EXERCISE GOAL: Please print the full listing exactly.

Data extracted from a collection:
──────────────────────────────

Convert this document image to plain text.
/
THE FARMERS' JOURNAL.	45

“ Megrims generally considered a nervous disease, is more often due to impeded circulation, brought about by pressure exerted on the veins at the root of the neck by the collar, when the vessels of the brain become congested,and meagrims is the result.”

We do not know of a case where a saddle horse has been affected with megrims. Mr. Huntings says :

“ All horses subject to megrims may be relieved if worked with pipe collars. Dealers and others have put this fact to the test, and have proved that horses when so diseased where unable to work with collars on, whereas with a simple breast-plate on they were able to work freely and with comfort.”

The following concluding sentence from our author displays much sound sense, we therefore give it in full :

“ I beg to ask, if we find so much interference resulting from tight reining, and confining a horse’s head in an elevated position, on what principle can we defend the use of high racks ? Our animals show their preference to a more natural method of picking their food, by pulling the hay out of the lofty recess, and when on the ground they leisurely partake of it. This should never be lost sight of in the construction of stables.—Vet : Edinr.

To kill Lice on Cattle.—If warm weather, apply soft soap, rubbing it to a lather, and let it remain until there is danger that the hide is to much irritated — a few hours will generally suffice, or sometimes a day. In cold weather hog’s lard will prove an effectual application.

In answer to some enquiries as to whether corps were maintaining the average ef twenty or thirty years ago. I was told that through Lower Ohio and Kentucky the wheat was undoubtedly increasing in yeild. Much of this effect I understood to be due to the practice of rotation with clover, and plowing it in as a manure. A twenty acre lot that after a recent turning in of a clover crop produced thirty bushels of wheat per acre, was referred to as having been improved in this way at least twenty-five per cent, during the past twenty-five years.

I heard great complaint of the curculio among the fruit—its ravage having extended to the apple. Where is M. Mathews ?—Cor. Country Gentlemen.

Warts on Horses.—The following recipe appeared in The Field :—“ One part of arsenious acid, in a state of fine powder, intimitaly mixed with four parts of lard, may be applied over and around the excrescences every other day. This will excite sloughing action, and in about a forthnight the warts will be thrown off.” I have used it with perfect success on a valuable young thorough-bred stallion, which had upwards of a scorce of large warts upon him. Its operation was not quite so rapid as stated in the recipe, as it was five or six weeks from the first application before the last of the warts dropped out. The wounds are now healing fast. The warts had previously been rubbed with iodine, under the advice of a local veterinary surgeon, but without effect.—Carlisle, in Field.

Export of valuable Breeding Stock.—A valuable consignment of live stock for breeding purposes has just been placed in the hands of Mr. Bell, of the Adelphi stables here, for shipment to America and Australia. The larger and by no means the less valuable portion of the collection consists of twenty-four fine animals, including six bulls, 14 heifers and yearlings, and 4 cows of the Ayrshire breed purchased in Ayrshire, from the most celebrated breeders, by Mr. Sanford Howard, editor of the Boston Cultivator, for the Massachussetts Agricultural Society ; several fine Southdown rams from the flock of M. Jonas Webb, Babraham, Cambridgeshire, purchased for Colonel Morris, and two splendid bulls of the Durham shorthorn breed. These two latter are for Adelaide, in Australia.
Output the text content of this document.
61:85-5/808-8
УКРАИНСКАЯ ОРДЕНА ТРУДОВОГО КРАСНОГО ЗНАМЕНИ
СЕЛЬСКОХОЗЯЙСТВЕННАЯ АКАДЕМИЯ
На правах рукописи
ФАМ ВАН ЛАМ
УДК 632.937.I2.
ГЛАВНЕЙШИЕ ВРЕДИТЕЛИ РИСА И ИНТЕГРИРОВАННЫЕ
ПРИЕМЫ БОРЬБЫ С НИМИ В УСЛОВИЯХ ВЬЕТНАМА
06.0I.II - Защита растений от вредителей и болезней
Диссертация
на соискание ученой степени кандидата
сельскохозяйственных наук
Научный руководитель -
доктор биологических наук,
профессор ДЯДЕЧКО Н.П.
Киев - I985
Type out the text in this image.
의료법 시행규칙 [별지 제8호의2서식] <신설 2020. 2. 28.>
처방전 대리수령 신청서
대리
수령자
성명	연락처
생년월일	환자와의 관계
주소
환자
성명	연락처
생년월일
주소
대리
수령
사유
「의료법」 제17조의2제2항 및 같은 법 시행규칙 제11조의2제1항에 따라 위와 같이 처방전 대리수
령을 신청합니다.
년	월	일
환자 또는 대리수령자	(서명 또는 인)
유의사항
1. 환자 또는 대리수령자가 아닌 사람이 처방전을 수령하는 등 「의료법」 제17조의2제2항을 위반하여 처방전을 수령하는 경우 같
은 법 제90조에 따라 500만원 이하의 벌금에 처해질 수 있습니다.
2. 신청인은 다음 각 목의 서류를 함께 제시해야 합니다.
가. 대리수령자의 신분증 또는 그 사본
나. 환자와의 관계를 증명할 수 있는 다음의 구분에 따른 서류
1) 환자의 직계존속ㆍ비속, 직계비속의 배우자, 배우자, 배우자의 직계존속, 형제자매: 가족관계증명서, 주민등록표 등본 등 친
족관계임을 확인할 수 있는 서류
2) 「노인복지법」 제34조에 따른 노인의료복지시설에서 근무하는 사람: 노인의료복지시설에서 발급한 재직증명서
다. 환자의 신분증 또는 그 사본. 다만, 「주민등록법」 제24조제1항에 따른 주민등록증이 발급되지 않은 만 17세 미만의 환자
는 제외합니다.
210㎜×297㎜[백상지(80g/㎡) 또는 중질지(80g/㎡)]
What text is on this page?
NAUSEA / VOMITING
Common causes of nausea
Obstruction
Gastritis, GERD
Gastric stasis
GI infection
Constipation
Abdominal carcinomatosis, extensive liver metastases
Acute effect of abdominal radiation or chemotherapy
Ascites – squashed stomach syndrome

──────────────────────────────

TASK SOLUTION:
Convert this document image to plain text.
/
THE FARMERS' JOURNAL.	45

“ Megrims generally considered a nervous disease, is more often due to impeded circulation, brought about by pressure exerted on the veins at the root of the neck by the collar, when the vessels of the brain become congested,and meagrims is the result.”

We do not know of a case where a saddle horse has been affected with megrims. Mr. Huntings says :

“ All horses subject to megrims may be relieved if worked with pipe collars. Dealers and others have put this fact to the test, and have proved that horses when so diseased where unable to work with collars on, whereas with a simple breast-plate on they were able to work freely and with comfort.”

The following concluding sentence from our author displays much sound sense, we therefore give it in full :

“ I beg to ask, if we find so much interference resulting from tight reining, and confining a horse’s head in an elevated position, on what principle can we defend the use of high racks ? Our animals show their preference to a more natural method of picking their food, by pulling the hay out of the lofty recess, and when on the ground they leisurely partake of it. This should never be lost sight of in the construction of stables.—Vet : Edinr.

To kill Lice on Cattle.—If warm weather, apply soft soap, rubbing it to a lather, and let it remain until there is danger that the hide is to much irritated — a few hours will generally suffice, or sometimes a day. In cold weather hog’s lard will prove an effectual application.

In answer to some enquiries as to whether corps were maintaining the average ef twenty or thirty years ago. I was told that through Lower Ohio and Kentucky the wheat was undoubtedly increasing in yeild. Much of this effect I understood to be due to the practice of rotation with clover, and plowing it in as a manure. A twenty acre lot that after a recent turning in of a clover crop produced thirty bushels of wheat per acre, was referred to as having been improved in this way at least twenty-five per cent, during the past twenty-five years.

I heard great complaint of the curculio among the fruit—its ravage having extended to the apple. Where is M. Mathews ?—Cor. Country Gentlemen.

Warts on Horses.—The following recipe appeared in The Field :—“ One part of arsenious acid, in a state of fine powder, intimitaly mixed with four parts of lard, may be applied over and around the excrescences every other day. This will excite sloughing action, and in about a forthnight the warts will be thrown off.” I have used it with perfect success on a valuable young thorough-bred stallion, which had upwards of a scorce of large warts upon him. Its operation was not quite so rapid as stated in the recipe, as it was five or six weeks from the first application before the last of the warts dropped out. The wounds are now healing fast. The warts had previously been rubbed with iodine, under the advice of a local veterinary surgeon, but without effect.—Carlisle, in Field.

Export of valuable Breeding Stock.—A valuable consignment of live stock for breeding purposes has just been placed in the hands of Mr. Bell, of the Adelphi stables here, for shipment to America and Australia. The larger and by no means the less valuable portion of the collection consists of twenty-four fine animals, including six bulls, 14 heifers and yearlings, and 4 cows of the Ayrshire breed purchased in Ayrshire, from the most celebrated breeders, by Mr. Sanford Howard, editor of the Boston Cultivator, for the Massachussetts Agricultural Society ; several fine Southdown rams from the flock of M. Jonas Webb, Babraham, Cambridgeshire, purchased for Colonel Morris, and two splendid bulls of the Durham shorthorn breed. These two latter are for Adelaide, in Australia.
Output the text content of this document.
61:85-5/808-8
УКРАИНСКАЯ ОРДЕНА ТРУДОВОГО КРАСНОГО ЗНАМЕНИ
СЕЛЬСКОХОЗЯЙСТВЕННАЯ АКАДЕМИЯ
На правах рукописи
ФАМ ВАН ЛАМ
УДК 632.937.I2.
ГЛАВНЕЙШИЕ ВРЕДИТЕЛИ РИСА И ИНТЕГРИРОВАННЫЕ
ПРИЕМЫ БОРЬБЫ С НИМИ В УСЛОВИЯХ ВЬЕТНАМА
06.0I.II - Защита растений от вредителей и болезней
Диссертация
на соискание ученой степени кандидата
сельскохозяйственных наук
Научный руководитель -
доктор биологических наук,
профессор ДЯДЕЧКО Н.П.
Киев - I985
Type out the text in this image.
의료법 시행규칙 [별지 제8호의2서식] <신설 2020. 2. 28.>
처방전 대리수령 신청서
대리
수령자
성명	연락처
생년월일	환자와의 관계
주소
환자
성명	연락처
생년월일
주소
대리
수령
사유
「의료법」 제17조의2제2항 및 같은 법 시행규칙 제11조의2제1항에 따라 위와 같이 처방전 대리수
령을 신청합니다.
년	월	일
환자 또는 대리수령자	(서명 또는 인)
유의사항
1. 환자 또는 대리수령자가 아닌 사람이 처방전을 수령하는 등 「의료법」 제17조의2제2항을 위반하여 처방전을 수령하는 경우 같
은 법 제90조에 따라 500만원 이하의 벌금에 처해질 수 있습니다.
2. 신청인은 다음 각 목의 서류를 함께 제시해야 합니다.
가. 대리수령자의 신분증 또는 그 사본
나. 환자와의 관계를 증명할 수 있는 다음의 구분에 따른 서류
1) 환자의 직계존속ㆍ비속, 직계비속의 배우자, 배우자, 배우자의 직계존속, 형제자매: 가족관계증명서, 주민등록표 등본 등 친
족관계임을 확인할 수 있는 서류
2) 「노인복지법」 제34조에 따른 노인의료복지시설에서 근무하는 사람: 노인의료복지시설에서 발급한 재직증명서
다. 환자의 신분증 또는 그 사본. 다만, 「주민등록법」 제24조제1항에 따른 주민등록증이 발급되지 않은 만 17세 미만의 환자
는 제외합니다.
210㎜×297㎜[백상지(80g/㎡) 또는 중질지(80g/㎡)]
What text is on this page?
NAUSEA / VOMITING
Common causes of nausea
Obstruction
Gastritis, GERD
Gastric stasis
GI infection
Constipation
Abdominal carcinomatosis, extensive liver metastases
Acute effect of abdominal radiation or chemotherapy
Ascites – squashed stomach syndrome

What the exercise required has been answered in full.